Data listing:
##########

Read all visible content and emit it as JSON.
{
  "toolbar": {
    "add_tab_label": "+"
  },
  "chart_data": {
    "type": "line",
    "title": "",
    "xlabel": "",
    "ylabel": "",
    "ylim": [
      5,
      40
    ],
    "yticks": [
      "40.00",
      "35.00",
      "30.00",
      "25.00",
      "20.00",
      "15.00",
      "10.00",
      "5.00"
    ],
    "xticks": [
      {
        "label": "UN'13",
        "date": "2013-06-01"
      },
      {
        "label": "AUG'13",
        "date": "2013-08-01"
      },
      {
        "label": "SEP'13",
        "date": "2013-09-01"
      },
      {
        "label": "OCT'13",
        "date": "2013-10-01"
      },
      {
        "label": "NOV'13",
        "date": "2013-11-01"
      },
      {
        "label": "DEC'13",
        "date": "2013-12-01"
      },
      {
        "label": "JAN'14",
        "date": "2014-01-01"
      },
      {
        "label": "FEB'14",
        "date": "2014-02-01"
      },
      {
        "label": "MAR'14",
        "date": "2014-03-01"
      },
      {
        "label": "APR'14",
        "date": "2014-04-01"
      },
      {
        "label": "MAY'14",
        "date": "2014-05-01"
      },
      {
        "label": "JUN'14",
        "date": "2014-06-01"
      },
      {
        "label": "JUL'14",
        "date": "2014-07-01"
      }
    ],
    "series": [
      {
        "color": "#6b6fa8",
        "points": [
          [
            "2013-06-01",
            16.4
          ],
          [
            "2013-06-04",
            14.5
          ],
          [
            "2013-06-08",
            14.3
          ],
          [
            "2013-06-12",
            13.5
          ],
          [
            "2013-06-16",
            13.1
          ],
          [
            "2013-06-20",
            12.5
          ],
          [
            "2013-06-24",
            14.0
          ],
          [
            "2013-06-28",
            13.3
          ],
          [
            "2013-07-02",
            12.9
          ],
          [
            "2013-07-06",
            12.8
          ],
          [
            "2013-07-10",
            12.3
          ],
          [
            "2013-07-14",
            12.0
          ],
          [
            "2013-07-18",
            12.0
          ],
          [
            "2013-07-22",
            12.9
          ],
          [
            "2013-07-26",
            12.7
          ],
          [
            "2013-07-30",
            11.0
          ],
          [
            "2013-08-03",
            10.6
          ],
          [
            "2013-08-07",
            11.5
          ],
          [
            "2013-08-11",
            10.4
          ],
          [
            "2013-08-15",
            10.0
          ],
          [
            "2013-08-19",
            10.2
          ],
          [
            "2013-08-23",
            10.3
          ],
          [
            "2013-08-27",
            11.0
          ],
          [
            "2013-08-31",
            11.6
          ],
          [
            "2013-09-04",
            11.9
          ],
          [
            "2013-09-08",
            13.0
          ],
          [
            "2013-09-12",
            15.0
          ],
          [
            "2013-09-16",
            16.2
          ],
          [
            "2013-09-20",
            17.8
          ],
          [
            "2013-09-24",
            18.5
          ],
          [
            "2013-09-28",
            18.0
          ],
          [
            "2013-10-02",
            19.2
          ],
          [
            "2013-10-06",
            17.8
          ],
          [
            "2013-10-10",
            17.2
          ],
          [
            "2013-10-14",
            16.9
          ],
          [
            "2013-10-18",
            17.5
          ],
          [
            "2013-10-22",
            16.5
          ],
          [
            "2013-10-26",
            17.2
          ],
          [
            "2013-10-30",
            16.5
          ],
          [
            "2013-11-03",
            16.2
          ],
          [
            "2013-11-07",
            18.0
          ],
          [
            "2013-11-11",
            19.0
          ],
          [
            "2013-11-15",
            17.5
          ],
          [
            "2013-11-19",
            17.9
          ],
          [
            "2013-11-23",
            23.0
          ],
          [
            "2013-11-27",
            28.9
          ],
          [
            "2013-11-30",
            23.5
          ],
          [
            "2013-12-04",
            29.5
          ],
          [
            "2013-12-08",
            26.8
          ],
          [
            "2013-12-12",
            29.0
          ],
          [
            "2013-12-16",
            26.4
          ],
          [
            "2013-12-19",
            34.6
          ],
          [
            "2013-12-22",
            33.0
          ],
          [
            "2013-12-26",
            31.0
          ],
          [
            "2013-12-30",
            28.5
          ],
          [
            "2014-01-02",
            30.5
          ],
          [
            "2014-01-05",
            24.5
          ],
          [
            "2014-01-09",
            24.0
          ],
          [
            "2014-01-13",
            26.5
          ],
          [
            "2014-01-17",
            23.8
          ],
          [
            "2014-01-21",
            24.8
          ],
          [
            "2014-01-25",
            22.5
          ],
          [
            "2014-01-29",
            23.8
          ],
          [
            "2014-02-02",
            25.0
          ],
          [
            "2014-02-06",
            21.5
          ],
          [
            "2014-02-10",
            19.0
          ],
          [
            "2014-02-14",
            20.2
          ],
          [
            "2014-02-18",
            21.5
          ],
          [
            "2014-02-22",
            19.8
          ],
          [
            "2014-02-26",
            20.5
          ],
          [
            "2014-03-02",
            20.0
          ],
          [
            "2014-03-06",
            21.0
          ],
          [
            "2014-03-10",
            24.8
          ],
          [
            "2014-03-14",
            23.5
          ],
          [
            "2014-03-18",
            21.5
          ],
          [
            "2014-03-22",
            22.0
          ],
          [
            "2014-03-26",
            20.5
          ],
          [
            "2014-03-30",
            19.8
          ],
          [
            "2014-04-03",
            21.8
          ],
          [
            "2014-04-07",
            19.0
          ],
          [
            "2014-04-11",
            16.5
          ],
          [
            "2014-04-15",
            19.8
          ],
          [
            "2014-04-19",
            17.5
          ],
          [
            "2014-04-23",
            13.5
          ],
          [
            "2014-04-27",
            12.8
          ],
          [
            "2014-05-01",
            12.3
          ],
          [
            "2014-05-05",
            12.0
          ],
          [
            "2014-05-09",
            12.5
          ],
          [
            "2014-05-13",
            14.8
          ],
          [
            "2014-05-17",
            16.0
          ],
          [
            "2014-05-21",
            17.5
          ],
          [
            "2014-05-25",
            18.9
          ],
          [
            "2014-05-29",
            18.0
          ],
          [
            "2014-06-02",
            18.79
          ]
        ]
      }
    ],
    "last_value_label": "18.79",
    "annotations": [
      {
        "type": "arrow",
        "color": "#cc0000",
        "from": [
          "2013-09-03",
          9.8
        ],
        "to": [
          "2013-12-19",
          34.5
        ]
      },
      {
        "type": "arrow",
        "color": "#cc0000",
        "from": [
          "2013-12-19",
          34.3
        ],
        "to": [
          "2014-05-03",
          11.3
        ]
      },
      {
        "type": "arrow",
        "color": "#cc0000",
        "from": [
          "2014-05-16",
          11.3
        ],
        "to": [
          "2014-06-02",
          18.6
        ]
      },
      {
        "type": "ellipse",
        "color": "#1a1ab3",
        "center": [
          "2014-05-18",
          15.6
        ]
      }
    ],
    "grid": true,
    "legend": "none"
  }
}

##########

**GIVEN PROBLEM:**
Exactly as written, please output every entry.

**ANSWER TO THE EXERCISE:**
Read all visible content and emit it as JSON.
{
  "toolbar": {
    "add_tab_label": "+"
  },
  "chart_data": {
    "type": "line",
    "title": "",
    "xlabel": "",
    "ylabel": "",
    "ylim": [
      5,
      40
    ],
    "yticks": [
      "40.00",
      "35.00",
      "30.00",
      "25.00",
      "20.00",
      "15.00",
      "10.00",
      "5.00"
    ],
    "xticks": [
      {
        "label": "UN'13",
        "date": "2013-06-01"
      },
      {
        "label": "AUG'13",
        "date": "2013-08-01"
      },
      {
        "label": "SEP'13",
        "date": "2013-09-01"
      },
      {
        "label": "OCT'13",
        "date": "2013-10-01"
      },
      {
        "label": "NOV'13",
        "date": "2013-11-01"
      },
      {
        "label": "DEC'13",
        "date": "2013-12-01"
      },
      {
        "label": "JAN'14",
        "date": "2014-01-01"
      },
      {
        "label": "FEB'14",
        "date": "2014-02-01"
      },
      {
        "label": "MAR'14",
        "date": "2014-03-01"
      },
      {
        "label": "APR'14",
        "date": "2014-04-01"
      },
      {
        "label": "MAY'14",
        "date": "2014-05-01"
      },
      {
        "label": "JUN'14",
        "date": "2014-06-01"
      },
      {
        "label": "JUL'14",
        "date": "2014-07-01"
      }
    ],
    "series": [
      {
        "color": "#6b6fa8",
        "points": [
          [
            "2013-06-01",
            16.4
          ],
          [
            "2013-06-04",
            14.5
          ],
          [
            "2013-06-08",
            14.3
          ],
          [
            "2013-06-12",
            13.5
          ],
          [
            "2013-06-16",
            13.1
          ],
          [
            "2013-06-20",
            12.5
          ],
          [
            "2013-06-24",
            14.0
          ],
          [
            "2013-06-28",
            13.3
          ],
          [
            "2013-07-02",
            12.9
          ],
          [
            "2013-07-06",
            12.8
          ],
          [
            "2013-07-10",
            12.3
          ],
          [
            "2013-07-14",
            12.0
          ],
          [
            "2013-07-18",
            12.0
          ],
          [
            "2013-07-22",
            12.9
          ],
          [
            "2013-07-26",
            12.7
          ],
          [
            "2013-07-30",
            11.0
          ],
          [
            "2013-08-03",
            10.6
          ],
          [
            "2013-08-07",
            11.5
          ],
          [
            "2013-08-11",
            10.4
          ],
          [
            "2013-08-15",
            10.0
          ],
          [
            "2013-08-19",
            10.2
          ],
          [
            "2013-08-23",
            10.3
          ],
          [
            "2013-08-27",
            11.0
          ],
          [
            "2013-08-31",
            11.6
          ],
          [
            "2013-09-04",
            11.9
          ],
          [
            "2013-09-08",
            13.0
          ],
          [
            "2013-09-12",
            15.0
          ],
          [
            "2013-09-16",
            16.2
          ],
          [
            "2013-09-20",
            17.8
          ],
          [
            "2013-09-24",
            18.5
          ],
          [
            "2013-09-28",
            18.0
          ],
          [
            "2013-10-02",
            19.2
          ],
          [
            "2013-10-06",
            17.8
          ],
          [
            "2013-10-10",
            17.2
          ],
          [
            "2013-10-14",
            16.9
          ],
          [
            "2013-10-18",
            17.5
          ],
          [
            "2013-10-22",
            16.5
          ],
          [
            "2013-10-26",
            17.2
          ],
          [
            "2013-10-30",
            16.5
          ],
          [
            "2013-11-03",
            16.2
          ],
          [
            "2013-11-07",
            18.0
          ],
          [
            "2013-11-11",
            19.0
          ],
          [
            "2013-11-15",
            17.5
          ],
          [
            "2013-11-19",
            17.9
          ],
          [
            "2013-11-23",
            23.0
          ],
          [
            "2013-11-27",
            28.9
          ],
          [
            "2013-11-30",
            23.5
          ],
          [
            "2013-12-04",
            29.5
          ],
          [
            "2013-12-08",
            26.8
          ],
          [
            "2013-12-12",
            29.0
          ],
          [
            "2013-12-16",
            26.4
          ],
          [
            "2013-12-19",
            34.6
          ],
          [
            "2013-12-22",
            33.0
          ],
          [
            "2013-12-26",
            31.0
          ],
          [
            "2013-12-30",
            28.5
          ],
          [
            "2014-01-02",
            30.5
          ],
          [
            "2014-01-05",
            24.5
          ],
          [
            "2014-01-09",
            24.0
          ],
          [
            "2014-01-13",
            26.5
          ],
          [
            "2014-01-17",
            23.8
          ],
          [
            "2014-01-21",
            24.8
          ],
          [
            "2014-01-25",
            22.5
          ],
          [
            "2014-01-29",
            23.8
          ],
          [
            "2014-02-02",
            25.0
          ],
          [
            "2014-02-06",
            21.5
          ],
          [
            "2014-02-10",
            19.0
          ],
          [
            "2014-02-14",
            20.2
          ],
          [
            "2014-02-18",
            21.5
          ],
          [
            "2014-02-22",
            19.8
          ],
          [
            "2014-02-26",
            20.5
          ],
          [
            "2014-03-02",
            20.0
          ],
          [
            "2014-03-06",
            21.0
          ],
          [
            "2014-03-10",
            24.8
          ],
          [
            "2014-03-14",
            23.5
          ],
          [
            "2014-03-18",
            21.5
          ],
          [
            "2014-03-22",
            22.0
          ],
          [
            "2014-03-26",
            20.5
          ],
          [
            "2014-03-30",
            19.8
          ],
          [
            "2014-04-03",
            21.8
          ],
          [
            "2014-04-07",
            19.0
          ],
          [
            "2014-04-11",
            16.5
          ],
          [
            "2014-04-15",
            19.8
          ],
          [
            "2014-04-19",
            17.5
          ],
          [
            "2014-04-23",
            13.5
          ],
          [
            "2014-04-27",
            12.8
          ],
          [
            "2014-05-01",
            12.3
          ],
          [
            "2014-05-05",
            12.0
          ],
          [
            "2014-05-09",
            12.5
          ],
          [
            "2014-05-13",
            14.8
          ],
          [
            "2014-05-17",
            16.0
          ],
          [
            "2014-05-21",
            17.5
          ],
          [
            "2014-05-25",
            18.9
          ],
          [
            "2014-05-29",
            18.0
          ],
          [
            "2014-06-02",
            18.79
          ]
        ]
      }
    ],
    "last_value_label": "18.79",
    "annotations": [
      {
        "type": "arrow",
        "color": "#cc0000",
        "from": [
          "2013-09-03",
          9.8
        ],
        "to": [
          "2013-12-19",
          34.5
        ]
      },
      {
        "type": "arrow",
        "color": "#cc0000",
        "from": [
          "2013-12-19",
          34.3
        ],
        "to": [
          "2014-05-03",
          11.3
        ]
      },
      {
        "type": "arrow",
        "color": "#cc0000",
        "from": [
          "2014-05-16",
          11.3
        ],
        "to": [
          "2014-06-02",
          18.6
        ]
      },
      {
        "type": "ellipse",
        "color": "#1a1ab3",
        "center": [
          "2014-05-18",
          15.6
        ]
      }
    ],
    "grid": true,
    "legend": "none"
  }
}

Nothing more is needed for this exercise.